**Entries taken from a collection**
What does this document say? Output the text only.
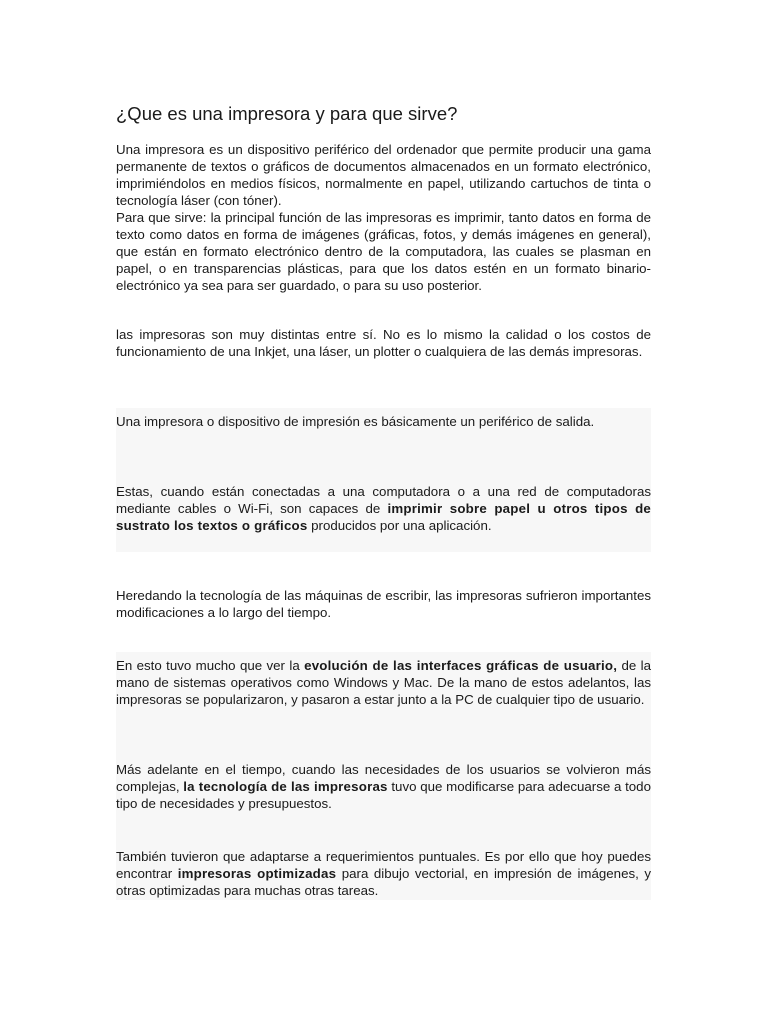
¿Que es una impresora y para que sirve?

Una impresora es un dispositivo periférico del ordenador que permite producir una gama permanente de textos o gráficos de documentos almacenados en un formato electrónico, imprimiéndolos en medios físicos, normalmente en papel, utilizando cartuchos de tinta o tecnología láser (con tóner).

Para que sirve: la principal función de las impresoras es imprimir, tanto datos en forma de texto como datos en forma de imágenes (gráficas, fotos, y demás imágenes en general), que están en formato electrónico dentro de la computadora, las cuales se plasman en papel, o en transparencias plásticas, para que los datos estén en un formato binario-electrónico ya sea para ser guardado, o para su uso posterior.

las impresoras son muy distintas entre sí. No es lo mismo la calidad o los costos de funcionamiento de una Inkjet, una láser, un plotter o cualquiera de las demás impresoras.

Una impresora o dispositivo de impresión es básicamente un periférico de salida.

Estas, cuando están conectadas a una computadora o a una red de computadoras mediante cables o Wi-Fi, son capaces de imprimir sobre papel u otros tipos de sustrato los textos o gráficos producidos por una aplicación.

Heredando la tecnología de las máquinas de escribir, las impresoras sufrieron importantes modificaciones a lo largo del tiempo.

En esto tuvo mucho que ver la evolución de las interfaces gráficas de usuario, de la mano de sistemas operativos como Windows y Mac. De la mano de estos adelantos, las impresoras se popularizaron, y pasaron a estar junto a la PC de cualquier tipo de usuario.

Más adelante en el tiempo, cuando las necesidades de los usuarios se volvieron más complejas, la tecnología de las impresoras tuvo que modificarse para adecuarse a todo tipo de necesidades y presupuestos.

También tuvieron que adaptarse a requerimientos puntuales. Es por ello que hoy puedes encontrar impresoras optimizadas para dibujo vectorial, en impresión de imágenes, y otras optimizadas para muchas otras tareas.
...
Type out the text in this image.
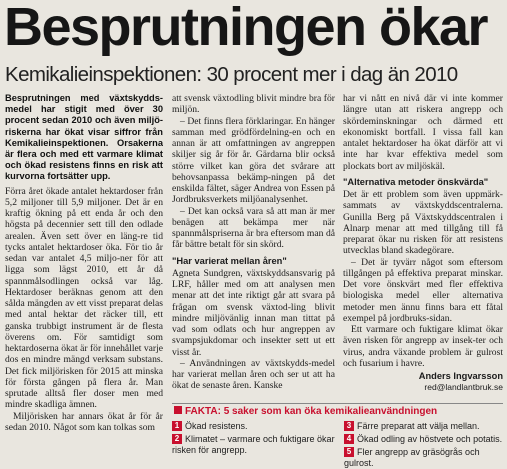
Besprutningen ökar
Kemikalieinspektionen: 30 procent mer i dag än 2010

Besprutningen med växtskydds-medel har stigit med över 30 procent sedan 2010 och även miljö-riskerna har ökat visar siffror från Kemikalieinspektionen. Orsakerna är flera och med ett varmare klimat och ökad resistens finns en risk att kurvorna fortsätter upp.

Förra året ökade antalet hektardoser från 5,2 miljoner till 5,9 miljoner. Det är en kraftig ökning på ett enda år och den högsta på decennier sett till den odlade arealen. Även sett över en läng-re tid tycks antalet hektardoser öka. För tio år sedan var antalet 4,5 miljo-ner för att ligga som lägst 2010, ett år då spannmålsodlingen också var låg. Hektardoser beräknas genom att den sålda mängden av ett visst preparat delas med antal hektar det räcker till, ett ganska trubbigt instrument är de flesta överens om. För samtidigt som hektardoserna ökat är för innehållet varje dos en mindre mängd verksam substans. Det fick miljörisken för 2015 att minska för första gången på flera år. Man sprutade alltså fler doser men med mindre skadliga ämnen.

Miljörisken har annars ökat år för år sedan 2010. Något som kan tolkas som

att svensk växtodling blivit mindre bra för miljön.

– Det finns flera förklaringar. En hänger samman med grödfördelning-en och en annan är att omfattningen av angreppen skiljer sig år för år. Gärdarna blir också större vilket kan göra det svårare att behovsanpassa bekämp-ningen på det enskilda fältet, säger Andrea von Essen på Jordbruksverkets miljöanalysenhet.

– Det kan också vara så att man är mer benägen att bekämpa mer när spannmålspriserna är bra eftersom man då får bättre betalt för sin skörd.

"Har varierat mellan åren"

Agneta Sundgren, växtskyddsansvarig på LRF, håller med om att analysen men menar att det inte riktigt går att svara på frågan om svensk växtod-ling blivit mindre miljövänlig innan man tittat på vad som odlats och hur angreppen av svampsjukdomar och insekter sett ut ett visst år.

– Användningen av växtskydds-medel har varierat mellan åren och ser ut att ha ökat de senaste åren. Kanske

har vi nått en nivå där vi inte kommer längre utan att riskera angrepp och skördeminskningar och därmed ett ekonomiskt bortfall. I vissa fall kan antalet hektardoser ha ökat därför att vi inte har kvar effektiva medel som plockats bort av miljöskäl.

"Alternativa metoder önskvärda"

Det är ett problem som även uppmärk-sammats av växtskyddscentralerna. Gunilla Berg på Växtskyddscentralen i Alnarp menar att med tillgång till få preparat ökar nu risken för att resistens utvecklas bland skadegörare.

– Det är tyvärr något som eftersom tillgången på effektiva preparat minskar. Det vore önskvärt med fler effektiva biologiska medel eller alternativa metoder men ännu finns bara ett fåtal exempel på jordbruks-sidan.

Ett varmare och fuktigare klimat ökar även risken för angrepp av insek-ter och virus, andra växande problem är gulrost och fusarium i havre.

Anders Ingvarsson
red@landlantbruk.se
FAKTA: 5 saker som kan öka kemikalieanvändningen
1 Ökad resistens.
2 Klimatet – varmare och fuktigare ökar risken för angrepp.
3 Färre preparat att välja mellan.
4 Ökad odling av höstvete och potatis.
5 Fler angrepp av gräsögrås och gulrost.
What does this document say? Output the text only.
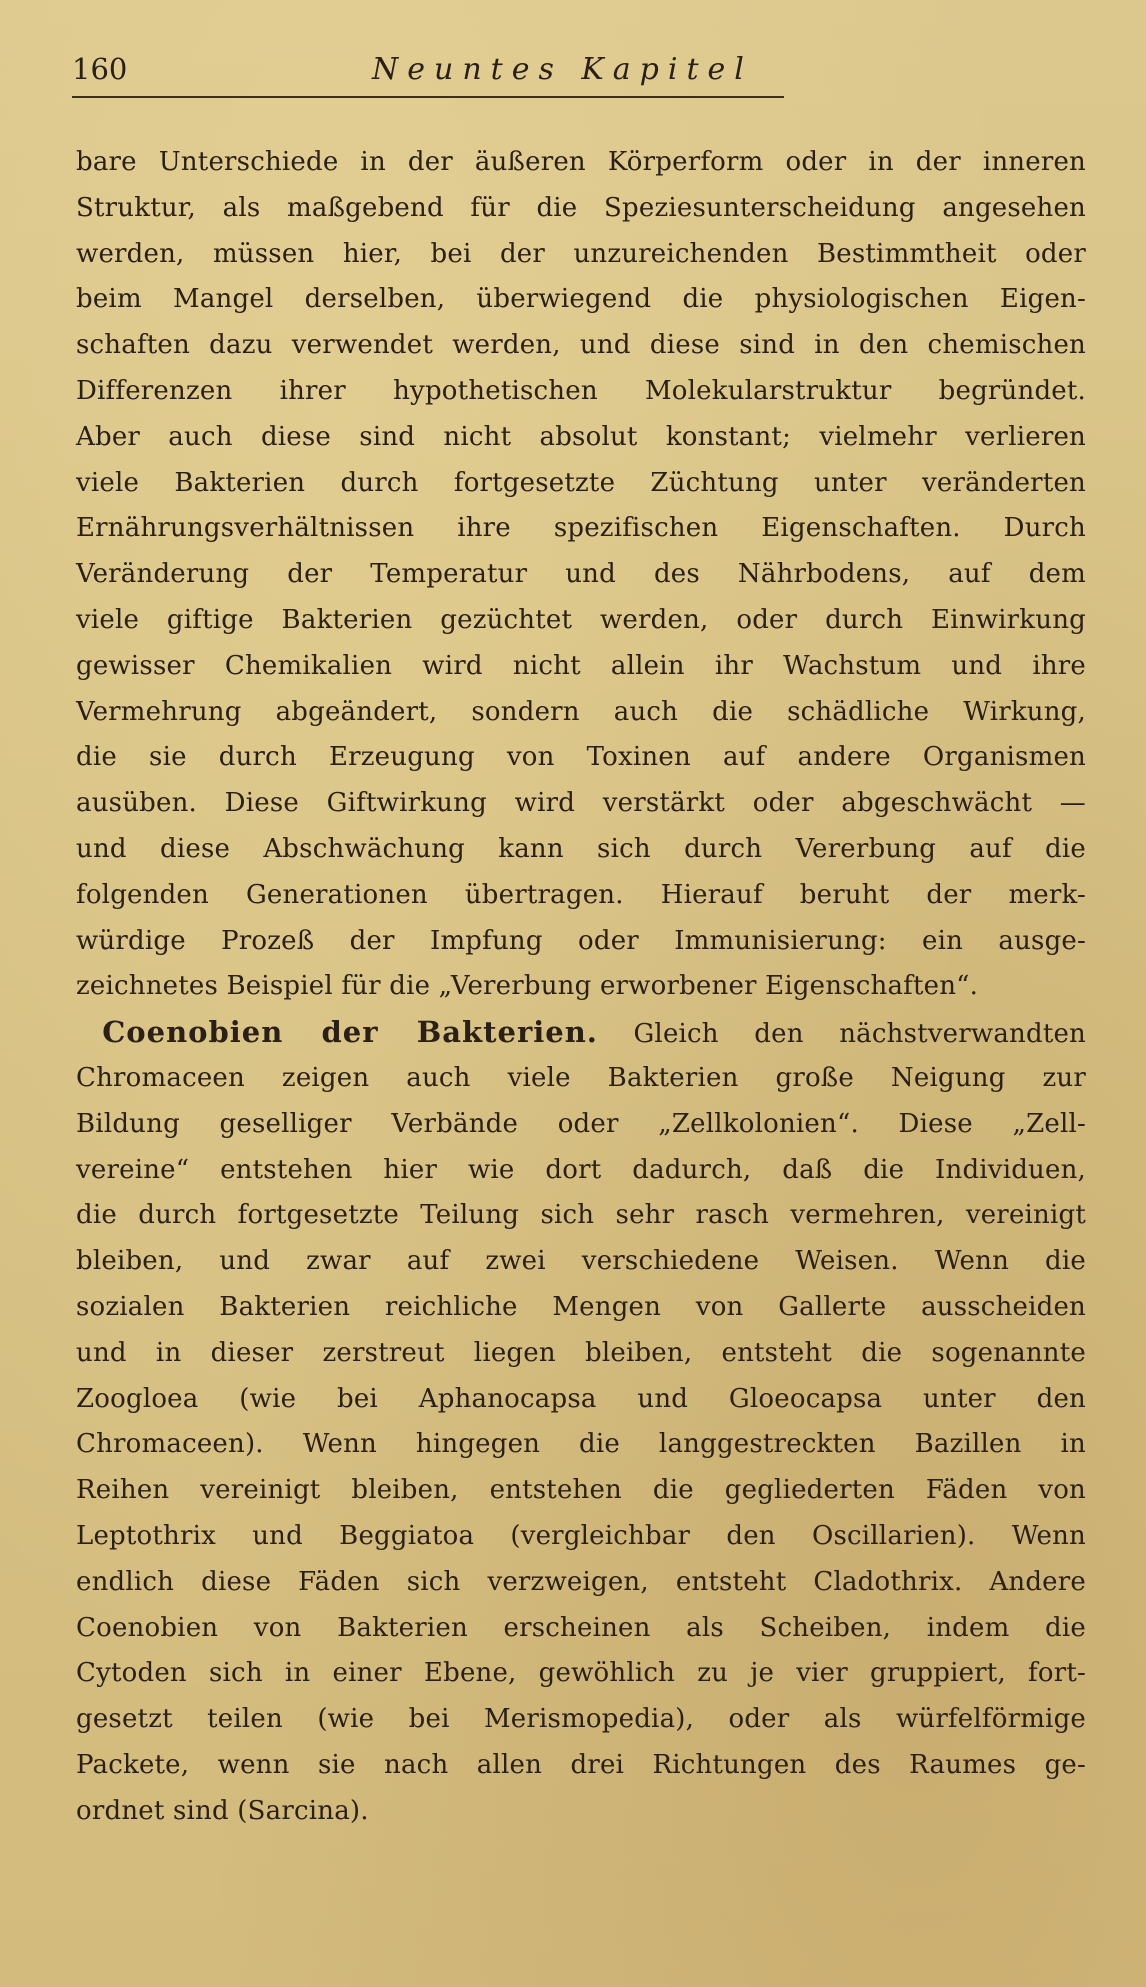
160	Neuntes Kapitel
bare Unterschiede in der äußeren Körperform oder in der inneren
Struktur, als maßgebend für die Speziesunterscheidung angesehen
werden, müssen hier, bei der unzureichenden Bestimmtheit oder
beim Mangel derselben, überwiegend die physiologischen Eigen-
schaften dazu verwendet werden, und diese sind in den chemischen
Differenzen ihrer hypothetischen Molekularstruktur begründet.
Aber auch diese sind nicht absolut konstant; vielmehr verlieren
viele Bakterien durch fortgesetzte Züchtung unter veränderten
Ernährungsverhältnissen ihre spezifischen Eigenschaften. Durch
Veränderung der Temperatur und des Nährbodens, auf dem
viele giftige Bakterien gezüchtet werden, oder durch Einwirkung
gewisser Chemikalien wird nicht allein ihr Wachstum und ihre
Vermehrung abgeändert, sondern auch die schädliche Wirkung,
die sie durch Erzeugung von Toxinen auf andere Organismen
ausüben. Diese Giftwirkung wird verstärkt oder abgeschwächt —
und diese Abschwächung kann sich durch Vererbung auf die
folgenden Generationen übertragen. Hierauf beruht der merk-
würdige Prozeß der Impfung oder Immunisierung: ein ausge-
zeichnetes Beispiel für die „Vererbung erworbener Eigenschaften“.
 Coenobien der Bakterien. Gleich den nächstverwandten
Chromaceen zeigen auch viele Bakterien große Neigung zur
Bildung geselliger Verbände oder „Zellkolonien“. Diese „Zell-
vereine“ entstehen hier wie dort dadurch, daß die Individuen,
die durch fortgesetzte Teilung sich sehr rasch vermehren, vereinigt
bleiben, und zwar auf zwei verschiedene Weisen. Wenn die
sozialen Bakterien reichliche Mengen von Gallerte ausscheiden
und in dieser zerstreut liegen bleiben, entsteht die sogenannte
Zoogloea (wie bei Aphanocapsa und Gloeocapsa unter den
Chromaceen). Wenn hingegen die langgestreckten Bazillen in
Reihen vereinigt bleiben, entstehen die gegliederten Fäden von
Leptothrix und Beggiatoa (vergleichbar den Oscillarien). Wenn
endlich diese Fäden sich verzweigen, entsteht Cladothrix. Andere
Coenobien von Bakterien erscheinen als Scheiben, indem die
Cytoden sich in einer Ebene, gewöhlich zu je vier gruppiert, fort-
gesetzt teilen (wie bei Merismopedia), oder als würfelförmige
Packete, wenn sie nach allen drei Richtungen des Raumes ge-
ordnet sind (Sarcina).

**What the task asks**
Which of the lines above include the string "auch"? Pick them out and copy them.

**Problem solution**
Aber auch diese sind nicht absolut konstant; vielmehr verlieren
Vermehrung abgeändert, sondern auch die schädliche Wirkung,
Chromaceen zeigen auch viele Bakterien große Neigung zur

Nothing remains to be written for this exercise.